■ Directions ■
Only lines holding the word "prices" should be copied from the material.

■ Supplied data ■
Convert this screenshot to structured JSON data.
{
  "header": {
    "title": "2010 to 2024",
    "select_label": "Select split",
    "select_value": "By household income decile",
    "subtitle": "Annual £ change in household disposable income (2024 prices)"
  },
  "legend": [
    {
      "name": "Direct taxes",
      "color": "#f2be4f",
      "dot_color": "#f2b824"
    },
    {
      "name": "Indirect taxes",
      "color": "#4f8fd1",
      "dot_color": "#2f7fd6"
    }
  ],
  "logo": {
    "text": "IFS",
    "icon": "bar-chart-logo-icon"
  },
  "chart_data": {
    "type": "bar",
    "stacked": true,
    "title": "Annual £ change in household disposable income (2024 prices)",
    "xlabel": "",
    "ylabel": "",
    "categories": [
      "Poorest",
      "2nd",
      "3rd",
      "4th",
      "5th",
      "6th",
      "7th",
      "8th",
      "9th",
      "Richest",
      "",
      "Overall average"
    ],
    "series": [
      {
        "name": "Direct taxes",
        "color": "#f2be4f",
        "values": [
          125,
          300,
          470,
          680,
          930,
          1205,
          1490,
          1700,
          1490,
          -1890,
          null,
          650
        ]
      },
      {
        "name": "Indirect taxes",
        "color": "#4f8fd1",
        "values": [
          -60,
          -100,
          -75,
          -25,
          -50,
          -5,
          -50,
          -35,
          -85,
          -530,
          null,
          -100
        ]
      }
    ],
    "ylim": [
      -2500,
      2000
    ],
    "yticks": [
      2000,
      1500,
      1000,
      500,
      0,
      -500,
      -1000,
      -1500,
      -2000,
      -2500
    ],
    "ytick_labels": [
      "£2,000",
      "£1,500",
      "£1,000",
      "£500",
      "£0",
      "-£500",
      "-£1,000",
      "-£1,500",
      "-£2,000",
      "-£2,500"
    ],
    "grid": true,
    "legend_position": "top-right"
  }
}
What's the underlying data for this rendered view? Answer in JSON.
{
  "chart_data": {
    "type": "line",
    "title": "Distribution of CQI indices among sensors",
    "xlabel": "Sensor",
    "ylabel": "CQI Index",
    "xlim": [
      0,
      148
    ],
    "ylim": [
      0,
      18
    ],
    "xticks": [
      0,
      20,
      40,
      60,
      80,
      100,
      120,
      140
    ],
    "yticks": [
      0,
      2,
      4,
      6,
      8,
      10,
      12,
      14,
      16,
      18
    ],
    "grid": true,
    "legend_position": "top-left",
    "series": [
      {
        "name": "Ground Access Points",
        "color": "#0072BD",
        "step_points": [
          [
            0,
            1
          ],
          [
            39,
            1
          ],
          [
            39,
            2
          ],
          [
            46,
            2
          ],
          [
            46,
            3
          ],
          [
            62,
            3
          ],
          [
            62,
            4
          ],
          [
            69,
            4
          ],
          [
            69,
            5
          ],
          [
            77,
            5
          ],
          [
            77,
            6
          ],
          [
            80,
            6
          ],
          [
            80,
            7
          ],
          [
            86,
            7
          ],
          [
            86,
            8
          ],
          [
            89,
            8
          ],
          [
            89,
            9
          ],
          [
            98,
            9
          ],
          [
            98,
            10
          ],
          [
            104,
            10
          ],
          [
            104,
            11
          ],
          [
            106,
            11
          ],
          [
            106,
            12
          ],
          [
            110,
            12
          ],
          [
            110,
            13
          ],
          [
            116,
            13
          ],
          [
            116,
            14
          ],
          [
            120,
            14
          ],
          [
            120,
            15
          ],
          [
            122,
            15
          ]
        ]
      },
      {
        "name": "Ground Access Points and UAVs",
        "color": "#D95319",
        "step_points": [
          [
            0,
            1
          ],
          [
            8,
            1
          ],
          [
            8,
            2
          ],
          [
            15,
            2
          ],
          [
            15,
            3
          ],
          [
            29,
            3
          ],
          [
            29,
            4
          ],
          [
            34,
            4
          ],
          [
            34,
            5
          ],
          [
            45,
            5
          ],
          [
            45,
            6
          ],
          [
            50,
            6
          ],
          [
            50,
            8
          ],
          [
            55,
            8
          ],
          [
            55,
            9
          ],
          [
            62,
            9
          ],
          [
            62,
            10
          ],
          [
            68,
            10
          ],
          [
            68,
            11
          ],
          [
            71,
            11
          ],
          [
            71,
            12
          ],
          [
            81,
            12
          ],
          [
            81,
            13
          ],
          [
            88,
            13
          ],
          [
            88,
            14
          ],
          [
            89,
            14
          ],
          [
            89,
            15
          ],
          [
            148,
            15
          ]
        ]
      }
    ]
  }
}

■ Response below ■
    "subtitle": "Annual £ change in household disposable income (2024 prices)"
    "title": "Annual £ change in household disposable income (2024 prices)",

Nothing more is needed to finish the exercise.